** Task instructions **
Reproduce the records below in their entirety, character for character.

** Stored rows **
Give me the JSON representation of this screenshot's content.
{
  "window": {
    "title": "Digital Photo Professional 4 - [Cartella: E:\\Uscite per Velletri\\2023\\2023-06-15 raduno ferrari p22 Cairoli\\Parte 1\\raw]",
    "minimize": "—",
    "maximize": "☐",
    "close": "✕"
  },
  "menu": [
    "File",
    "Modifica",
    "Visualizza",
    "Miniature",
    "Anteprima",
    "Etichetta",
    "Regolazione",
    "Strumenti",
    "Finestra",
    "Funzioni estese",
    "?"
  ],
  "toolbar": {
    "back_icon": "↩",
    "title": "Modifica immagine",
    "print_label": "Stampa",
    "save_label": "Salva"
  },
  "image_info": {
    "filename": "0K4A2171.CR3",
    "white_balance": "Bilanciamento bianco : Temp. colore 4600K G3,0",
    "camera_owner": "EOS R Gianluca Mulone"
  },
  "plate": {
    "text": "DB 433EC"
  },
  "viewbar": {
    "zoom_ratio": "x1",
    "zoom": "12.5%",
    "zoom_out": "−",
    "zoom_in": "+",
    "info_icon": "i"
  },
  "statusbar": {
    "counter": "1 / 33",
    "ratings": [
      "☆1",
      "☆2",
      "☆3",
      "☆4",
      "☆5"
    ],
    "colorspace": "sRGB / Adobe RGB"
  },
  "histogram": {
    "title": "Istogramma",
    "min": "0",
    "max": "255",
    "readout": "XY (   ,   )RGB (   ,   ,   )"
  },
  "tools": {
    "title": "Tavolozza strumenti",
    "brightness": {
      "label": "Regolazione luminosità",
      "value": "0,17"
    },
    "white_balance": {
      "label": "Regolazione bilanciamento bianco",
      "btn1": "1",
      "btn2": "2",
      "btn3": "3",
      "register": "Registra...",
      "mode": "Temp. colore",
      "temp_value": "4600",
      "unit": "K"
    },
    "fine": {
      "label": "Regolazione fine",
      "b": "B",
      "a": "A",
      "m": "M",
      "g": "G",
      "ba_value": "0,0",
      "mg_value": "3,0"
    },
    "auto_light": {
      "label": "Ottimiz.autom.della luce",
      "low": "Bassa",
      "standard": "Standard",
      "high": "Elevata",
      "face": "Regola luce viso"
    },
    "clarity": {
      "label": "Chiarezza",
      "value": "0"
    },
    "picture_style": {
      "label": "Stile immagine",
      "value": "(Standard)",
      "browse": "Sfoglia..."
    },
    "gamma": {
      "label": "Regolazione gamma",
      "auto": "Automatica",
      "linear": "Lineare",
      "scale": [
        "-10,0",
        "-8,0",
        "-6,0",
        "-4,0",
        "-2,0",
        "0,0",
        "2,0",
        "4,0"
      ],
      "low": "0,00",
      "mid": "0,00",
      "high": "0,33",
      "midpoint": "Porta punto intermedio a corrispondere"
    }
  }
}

** Result of this exercise **
Give me the JSON representation of this screenshot's content.
{
  "window": {
    "title": "Digital Photo Professional 4 - [Cartella: E:\\Uscite per Velletri\\2023\\2023-06-15 raduno ferrari p22 Cairoli\\Parte 1\\raw]",
    "minimize": "—",
    "maximize": "☐",
    "close": "✕"
  },
  "menu": [
    "File",
    "Modifica",
    "Visualizza",
    "Miniature",
    "Anteprima",
    "Etichetta",
    "Regolazione",
    "Strumenti",
    "Finestra",
    "Funzioni estese",
    "?"
  ],
  "toolbar": {
    "back_icon": "↩",
    "title": "Modifica immagine",
    "print_label": "Stampa",
    "save_label": "Salva"
  },
  "image_info": {
    "filename": "0K4A2171.CR3",
    "white_balance": "Bilanciamento bianco : Temp. colore 4600K G3,0",
    "camera_owner": "EOS R Gianluca Mulone"
  },
  "plate": {
    "text": "DB 433EC"
  },
  "viewbar": {
    "zoom_ratio": "x1",
    "zoom": "12.5%",
    "zoom_out": "−",
    "zoom_in": "+",
    "info_icon": "i"
  },
  "statusbar": {
    "counter": "1 / 33",
    "ratings": [
      "☆1",
      "☆2",
      "☆3",
      "☆4",
      "☆5"
    ],
    "colorspace": "sRGB / Adobe RGB"
  },
  "histogram": {
    "title": "Istogramma",
    "min": "0",
    "max": "255",
    "readout": "XY (   ,   )RGB (   ,   ,   )"
  },
  "tools": {
    "title": "Tavolozza strumenti",
    "brightness": {
      "label": "Regolazione luminosità",
      "value": "0,17"
    },
    "white_balance": {
      "label": "Regolazione bilanciamento bianco",
      "btn1": "1",
      "btn2": "2",
      "btn3": "3",
      "register": "Registra...",
      "mode": "Temp. colore",
      "temp_value": "4600",
      "unit": "K"
    },
    "fine": {
      "label": "Regolazione fine",
      "b": "B",
      "a": "A",
      "m": "M",
      "g": "G",
      "ba_value": "0,0",
      "mg_value": "3,0"
    },
    "auto_light": {
      "label": "Ottimiz.autom.della luce",
      "low": "Bassa",
      "standard": "Standard",
      "high": "Elevata",
      "face": "Regola luce viso"
    },
    "clarity": {
      "label": "Chiarezza",
      "value": "0"
    },
    "picture_style": {
      "label": "Stile immagine",
      "value": "(Standard)",
      "browse": "Sfoglia..."
    },
    "gamma": {
      "label": "Regolazione gamma",
      "auto": "Automatica",
      "linear": "Lineare",
      "scale": [
        "-10,0",
        "-8,0",
        "-6,0",
        "-4,0",
        "-2,0",
        "0,0",
        "2,0",
        "4,0"
      ],
      "low": "0,00",
      "mid": "0,00",
      "high": "0,33",
      "midpoint": "Porta punto intermedio a corrispondere"
    }
  }
}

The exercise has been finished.